▶ LISTED RECORDS
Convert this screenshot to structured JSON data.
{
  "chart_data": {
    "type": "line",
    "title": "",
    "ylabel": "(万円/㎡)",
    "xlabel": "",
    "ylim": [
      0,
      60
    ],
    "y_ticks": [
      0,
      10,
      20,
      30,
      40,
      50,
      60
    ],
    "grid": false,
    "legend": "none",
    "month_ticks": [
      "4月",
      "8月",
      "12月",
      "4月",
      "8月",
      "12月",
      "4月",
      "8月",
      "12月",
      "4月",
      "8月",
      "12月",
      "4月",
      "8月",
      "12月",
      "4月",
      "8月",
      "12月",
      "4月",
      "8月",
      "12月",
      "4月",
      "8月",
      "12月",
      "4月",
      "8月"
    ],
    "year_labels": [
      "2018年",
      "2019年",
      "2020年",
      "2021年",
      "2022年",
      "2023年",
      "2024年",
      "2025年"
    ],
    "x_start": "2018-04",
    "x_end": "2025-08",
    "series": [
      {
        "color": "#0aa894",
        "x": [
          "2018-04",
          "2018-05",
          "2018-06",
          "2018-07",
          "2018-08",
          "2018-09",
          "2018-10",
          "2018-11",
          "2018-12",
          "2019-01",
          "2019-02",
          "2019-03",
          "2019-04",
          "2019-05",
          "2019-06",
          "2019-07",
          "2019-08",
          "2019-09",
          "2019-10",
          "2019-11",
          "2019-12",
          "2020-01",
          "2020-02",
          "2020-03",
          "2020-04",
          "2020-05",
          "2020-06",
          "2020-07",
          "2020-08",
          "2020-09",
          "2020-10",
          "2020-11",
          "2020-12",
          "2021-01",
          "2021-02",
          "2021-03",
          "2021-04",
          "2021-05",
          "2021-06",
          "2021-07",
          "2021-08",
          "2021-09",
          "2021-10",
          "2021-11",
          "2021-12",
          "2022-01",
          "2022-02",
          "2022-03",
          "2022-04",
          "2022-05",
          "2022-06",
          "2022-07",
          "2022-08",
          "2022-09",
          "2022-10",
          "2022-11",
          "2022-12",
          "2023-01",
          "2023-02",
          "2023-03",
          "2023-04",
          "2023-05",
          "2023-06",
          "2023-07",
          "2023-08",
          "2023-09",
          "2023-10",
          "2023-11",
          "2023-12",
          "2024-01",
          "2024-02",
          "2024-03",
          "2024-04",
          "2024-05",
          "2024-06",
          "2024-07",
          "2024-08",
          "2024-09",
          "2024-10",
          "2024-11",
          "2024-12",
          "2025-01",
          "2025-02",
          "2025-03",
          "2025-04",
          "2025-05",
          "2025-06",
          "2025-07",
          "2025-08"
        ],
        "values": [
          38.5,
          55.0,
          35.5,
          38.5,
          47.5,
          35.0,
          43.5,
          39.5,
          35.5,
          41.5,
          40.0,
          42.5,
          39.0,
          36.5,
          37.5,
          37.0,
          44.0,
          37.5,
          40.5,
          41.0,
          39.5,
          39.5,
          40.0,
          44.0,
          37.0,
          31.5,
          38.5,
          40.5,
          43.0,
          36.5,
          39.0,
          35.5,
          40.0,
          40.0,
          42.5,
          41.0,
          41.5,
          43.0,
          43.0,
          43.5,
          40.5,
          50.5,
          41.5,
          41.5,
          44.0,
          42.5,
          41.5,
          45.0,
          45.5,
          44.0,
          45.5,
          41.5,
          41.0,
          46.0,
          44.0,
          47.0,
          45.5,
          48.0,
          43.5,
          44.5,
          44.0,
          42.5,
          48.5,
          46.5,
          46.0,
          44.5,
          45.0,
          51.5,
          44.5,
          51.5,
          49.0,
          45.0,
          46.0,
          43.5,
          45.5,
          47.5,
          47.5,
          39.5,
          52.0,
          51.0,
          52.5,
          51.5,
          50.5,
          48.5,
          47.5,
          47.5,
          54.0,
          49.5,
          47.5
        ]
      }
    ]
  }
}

▶ DIRECTIONS FOR THIS TASK
Extract each line of the material exactly as it stands.

▶ ANSWER BELOW
Convert this screenshot to structured JSON data.
{
  "chart_data": {
    "type": "line",
    "title": "",
    "ylabel": "(万円/㎡)",
    "xlabel": "",
    "ylim": [
      0,
      60
    ],
    "y_ticks": [
      0,
      10,
      20,
      30,
      40,
      50,
      60
    ],
    "grid": false,
    "legend": "none",
    "month_ticks": [
      "4月",
      "8月",
      "12月",
      "4月",
      "8月",
      "12月",
      "4月",
      "8月",
      "12月",
      "4月",
      "8月",
      "12月",
      "4月",
      "8月",
      "12月",
      "4月",
      "8月",
      "12月",
      "4月",
      "8月",
      "12月",
      "4月",
      "8月",
      "12月",
      "4月",
      "8月"
    ],
    "year_labels": [
      "2018年",
      "2019年",
      "2020年",
      "2021年",
      "2022年",
      "2023年",
      "2024年",
      "2025年"
    ],
    "x_start": "2018-04",
    "x_end": "2025-08",
    "series": [
      {
        "color": "#0aa894",
        "x": [
          "2018-04",
          "2018-05",
          "2018-06",
          "2018-07",
          "2018-08",
          "2018-09",
          "2018-10",
          "2018-11",
          "2018-12",
          "2019-01",
          "2019-02",
          "2019-03",
          "2019-04",
          "2019-05",
          "2019-06",
          "2019-07",
          "2019-08",
          "2019-09",
          "2019-10",
          "2019-11",
          "2019-12",
          "2020-01",
          "2020-02",
          "2020-03",
          "2020-04",
          "2020-05",
          "2020-06",
          "2020-07",
          "2020-08",
          "2020-09",
          "2020-10",
          "2020-11",
          "2020-12",
          "2021-01",
          "2021-02",
          "2021-03",
          "2021-04",
          "2021-05",
          "2021-06",
          "2021-07",
          "2021-08",
          "2021-09",
          "2021-10",
          "2021-11",
          "2021-12",
          "2022-01",
          "2022-02",
          "2022-03",
          "2022-04",
          "2022-05",
          "2022-06",
          "2022-07",
          "2022-08",
          "2022-09",
          "2022-10",
          "2022-11",
          "2022-12",
          "2023-01",
          "2023-02",
          "2023-03",
          "2023-04",
          "2023-05",
          "2023-06",
          "2023-07",
          "2023-08",
          "2023-09",
          "2023-10",
          "2023-11",
          "2023-12",
          "2024-01",
          "2024-02",
          "2024-03",
          "2024-04",
          "2024-05",
          "2024-06",
          "2024-07",
          "2024-08",
          "2024-09",
          "2024-10",
          "2024-11",
          "2024-12",
          "2025-01",
          "2025-02",
          "2025-03",
          "2025-04",
          "2025-05",
          "2025-06",
          "2025-07",
          "2025-08"
        ],
        "values": [
          38.5,
          55.0,
          35.5,
          38.5,
          47.5,
          35.0,
          43.5,
          39.5,
          35.5,
          41.5,
          40.0,
          42.5,
          39.0,
          36.5,
          37.5,
          37.0,
          44.0,
          37.5,
          40.5,
          41.0,
          39.5,
          39.5,
          40.0,
          44.0,
          37.0,
          31.5,
          38.5,
          40.5,
          43.0,
          36.5,
          39.0,
          35.5,
          40.0,
          40.0,
          42.5,
          41.0,
          41.5,
          43.0,
          43.0,
          43.5,
          40.5,
          50.5,
          41.5,
          41.5,
          44.0,
          42.5,
          41.5,
          45.0,
          45.5,
          44.0,
          45.5,
          41.5,
          41.0,
          46.0,
          44.0,
          47.0,
          45.5,
          48.0,
          43.5,
          44.5,
          44.0,
          42.5,
          48.5,
          46.5,
          46.0,
          44.5,
          45.0,
          51.5,
          44.5,
          51.5,
          49.0,
          45.0,
          46.0,
          43.5,
          45.5,
          47.5,
          47.5,
          39.5,
          52.0,
          51.0,
          52.5,
          51.5,
          50.5,
          48.5,
          47.5,
          47.5,
          54.0,
          49.5,
          47.5
        ]
      }
    ]
  }
}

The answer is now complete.